▶ WHAT THE EXERCISE ASKS
Pull every line that holds the word "JSON" from the entries.

※ ※ ※

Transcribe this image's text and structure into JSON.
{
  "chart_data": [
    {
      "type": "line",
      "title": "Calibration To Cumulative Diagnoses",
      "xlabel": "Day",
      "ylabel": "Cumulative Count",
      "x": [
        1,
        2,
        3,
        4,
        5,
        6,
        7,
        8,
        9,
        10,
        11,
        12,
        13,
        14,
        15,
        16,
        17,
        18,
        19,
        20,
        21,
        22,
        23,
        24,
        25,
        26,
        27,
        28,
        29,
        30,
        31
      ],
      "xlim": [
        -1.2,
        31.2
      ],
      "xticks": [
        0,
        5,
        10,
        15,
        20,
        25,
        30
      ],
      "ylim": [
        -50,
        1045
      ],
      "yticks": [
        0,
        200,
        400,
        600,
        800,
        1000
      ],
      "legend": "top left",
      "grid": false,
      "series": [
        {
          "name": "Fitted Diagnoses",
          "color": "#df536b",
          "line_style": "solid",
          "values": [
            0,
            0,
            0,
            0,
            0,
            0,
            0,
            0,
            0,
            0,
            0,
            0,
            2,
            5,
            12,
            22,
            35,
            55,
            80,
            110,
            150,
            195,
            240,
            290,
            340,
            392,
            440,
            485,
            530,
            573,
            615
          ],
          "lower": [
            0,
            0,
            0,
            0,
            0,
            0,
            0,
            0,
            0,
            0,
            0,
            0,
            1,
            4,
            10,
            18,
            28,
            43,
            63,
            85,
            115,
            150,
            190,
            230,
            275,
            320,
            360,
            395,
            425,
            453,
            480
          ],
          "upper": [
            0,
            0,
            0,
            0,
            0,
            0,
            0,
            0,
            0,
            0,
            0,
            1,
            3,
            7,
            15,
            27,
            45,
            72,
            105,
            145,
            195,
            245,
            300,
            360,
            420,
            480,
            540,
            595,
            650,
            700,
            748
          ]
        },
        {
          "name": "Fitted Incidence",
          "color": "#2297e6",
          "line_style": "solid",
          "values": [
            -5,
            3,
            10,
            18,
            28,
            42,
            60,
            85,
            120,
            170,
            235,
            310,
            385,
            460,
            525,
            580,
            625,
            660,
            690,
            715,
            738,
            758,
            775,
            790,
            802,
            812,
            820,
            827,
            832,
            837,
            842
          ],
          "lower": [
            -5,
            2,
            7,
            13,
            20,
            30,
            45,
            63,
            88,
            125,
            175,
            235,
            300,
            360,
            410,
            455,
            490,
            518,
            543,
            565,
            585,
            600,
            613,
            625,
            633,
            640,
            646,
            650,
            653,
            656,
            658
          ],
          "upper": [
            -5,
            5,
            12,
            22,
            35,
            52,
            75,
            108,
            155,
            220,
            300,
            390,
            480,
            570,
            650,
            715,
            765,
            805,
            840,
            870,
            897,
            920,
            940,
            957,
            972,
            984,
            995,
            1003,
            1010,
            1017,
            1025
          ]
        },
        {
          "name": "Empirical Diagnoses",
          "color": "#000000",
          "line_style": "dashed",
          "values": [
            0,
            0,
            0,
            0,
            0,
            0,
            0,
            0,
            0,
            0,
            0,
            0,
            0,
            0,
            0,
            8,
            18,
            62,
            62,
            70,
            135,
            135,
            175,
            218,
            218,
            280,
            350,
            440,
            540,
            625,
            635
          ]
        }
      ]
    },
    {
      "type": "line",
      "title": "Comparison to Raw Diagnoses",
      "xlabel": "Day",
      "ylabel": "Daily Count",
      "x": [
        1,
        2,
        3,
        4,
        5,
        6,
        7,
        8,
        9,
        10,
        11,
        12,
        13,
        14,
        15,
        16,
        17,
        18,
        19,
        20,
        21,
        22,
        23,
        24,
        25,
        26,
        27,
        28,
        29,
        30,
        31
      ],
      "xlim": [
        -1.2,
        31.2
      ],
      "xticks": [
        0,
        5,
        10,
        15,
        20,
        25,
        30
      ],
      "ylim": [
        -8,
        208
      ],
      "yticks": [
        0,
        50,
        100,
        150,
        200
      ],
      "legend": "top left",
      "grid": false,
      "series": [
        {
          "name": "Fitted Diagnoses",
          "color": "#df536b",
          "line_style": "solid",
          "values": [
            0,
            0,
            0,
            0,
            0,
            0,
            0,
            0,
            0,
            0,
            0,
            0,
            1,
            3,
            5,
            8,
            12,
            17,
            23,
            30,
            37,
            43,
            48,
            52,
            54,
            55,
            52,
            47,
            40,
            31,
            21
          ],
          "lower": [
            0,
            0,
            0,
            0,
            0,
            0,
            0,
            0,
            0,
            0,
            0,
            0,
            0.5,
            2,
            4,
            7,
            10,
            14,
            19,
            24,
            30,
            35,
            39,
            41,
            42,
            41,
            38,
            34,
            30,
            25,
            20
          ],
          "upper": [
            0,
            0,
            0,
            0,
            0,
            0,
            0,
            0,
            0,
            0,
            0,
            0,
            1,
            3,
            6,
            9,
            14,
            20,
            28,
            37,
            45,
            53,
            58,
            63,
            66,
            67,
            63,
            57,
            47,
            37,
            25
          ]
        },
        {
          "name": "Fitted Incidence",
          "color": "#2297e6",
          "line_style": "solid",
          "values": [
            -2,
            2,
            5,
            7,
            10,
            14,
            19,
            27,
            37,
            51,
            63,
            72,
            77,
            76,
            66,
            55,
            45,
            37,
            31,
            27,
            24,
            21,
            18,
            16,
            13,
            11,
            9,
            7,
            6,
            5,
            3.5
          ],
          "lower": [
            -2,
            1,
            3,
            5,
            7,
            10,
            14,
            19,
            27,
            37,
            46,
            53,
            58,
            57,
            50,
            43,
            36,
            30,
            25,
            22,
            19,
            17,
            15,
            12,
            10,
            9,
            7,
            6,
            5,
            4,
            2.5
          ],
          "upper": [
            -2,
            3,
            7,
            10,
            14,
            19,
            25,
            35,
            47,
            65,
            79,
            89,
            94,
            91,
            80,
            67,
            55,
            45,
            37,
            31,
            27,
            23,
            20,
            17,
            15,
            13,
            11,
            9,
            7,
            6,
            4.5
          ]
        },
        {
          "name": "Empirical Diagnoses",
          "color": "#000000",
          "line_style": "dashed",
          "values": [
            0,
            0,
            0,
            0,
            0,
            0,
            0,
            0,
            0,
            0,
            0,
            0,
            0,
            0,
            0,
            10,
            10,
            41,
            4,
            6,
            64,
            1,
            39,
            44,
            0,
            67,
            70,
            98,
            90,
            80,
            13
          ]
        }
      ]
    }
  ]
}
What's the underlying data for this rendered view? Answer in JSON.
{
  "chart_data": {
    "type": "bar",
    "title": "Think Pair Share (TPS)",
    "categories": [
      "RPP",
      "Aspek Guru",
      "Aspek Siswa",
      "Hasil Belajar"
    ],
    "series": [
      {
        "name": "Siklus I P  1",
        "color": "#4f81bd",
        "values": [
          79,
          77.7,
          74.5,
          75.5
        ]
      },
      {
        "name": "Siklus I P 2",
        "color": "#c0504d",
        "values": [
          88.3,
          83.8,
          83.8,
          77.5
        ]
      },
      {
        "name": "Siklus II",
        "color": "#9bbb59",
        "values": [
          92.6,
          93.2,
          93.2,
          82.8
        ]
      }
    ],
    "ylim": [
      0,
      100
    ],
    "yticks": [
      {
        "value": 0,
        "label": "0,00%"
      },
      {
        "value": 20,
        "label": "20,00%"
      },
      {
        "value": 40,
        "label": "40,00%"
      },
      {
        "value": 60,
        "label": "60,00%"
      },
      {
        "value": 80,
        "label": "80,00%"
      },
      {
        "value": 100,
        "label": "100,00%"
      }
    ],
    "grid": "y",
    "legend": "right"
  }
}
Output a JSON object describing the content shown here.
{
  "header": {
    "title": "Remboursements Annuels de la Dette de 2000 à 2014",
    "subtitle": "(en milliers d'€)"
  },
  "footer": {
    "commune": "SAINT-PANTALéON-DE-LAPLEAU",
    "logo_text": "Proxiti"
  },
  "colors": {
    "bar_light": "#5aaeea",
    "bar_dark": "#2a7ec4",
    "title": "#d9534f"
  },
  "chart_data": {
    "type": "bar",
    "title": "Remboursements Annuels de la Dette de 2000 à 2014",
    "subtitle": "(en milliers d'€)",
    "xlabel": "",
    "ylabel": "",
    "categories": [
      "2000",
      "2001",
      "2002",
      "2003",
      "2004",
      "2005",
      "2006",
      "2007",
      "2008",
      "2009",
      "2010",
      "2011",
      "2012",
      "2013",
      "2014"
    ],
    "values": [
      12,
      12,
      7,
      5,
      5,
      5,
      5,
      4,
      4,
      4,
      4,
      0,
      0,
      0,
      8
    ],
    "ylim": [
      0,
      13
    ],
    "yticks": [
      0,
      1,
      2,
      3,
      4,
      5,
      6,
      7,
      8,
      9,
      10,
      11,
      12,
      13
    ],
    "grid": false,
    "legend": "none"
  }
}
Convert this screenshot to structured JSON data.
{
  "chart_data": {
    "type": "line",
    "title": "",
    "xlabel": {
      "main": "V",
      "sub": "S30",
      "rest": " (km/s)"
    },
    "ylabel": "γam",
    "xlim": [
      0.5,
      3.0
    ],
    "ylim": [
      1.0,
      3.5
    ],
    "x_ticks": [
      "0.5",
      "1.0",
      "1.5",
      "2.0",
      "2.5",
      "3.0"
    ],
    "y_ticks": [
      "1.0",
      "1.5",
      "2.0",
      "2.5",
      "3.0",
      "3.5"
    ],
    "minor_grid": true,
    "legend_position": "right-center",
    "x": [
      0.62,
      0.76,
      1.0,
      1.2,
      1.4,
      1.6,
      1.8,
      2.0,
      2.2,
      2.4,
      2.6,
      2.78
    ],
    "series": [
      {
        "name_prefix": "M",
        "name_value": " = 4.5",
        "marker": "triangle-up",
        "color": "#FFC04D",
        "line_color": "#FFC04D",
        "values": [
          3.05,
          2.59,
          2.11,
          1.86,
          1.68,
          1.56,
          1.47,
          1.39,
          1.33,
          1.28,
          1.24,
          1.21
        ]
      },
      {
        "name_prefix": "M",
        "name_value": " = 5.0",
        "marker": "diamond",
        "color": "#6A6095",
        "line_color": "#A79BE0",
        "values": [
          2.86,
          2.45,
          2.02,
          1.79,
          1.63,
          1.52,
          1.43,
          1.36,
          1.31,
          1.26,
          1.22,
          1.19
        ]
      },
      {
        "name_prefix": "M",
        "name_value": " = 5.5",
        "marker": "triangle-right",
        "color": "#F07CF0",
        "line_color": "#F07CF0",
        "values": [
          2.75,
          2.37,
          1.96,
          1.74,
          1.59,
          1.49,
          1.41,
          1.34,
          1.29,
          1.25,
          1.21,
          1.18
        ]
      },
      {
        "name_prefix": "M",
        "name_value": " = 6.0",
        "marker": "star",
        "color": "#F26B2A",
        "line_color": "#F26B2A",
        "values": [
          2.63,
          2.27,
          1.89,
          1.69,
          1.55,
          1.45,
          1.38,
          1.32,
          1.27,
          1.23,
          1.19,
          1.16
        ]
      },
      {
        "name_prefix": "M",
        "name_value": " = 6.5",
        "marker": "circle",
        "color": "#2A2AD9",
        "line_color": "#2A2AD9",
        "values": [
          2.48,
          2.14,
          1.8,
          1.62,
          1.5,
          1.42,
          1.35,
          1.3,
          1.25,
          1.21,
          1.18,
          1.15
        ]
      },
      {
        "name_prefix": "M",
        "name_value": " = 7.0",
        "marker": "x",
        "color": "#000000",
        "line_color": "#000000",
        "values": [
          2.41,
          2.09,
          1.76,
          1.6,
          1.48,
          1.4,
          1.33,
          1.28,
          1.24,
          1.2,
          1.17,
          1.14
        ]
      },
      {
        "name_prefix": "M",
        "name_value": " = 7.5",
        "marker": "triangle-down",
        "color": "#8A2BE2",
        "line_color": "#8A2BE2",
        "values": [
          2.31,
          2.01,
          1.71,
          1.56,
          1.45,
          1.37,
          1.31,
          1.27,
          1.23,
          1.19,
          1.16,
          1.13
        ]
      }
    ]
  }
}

※ ※ ※

▶ FINAL ANSWER
Transcribe this image's text and structure into JSON.
What's the underlying data for this rendered view? Answer in JSON.
Output a JSON object describing the content shown here.
Convert this screenshot to structured JSON data.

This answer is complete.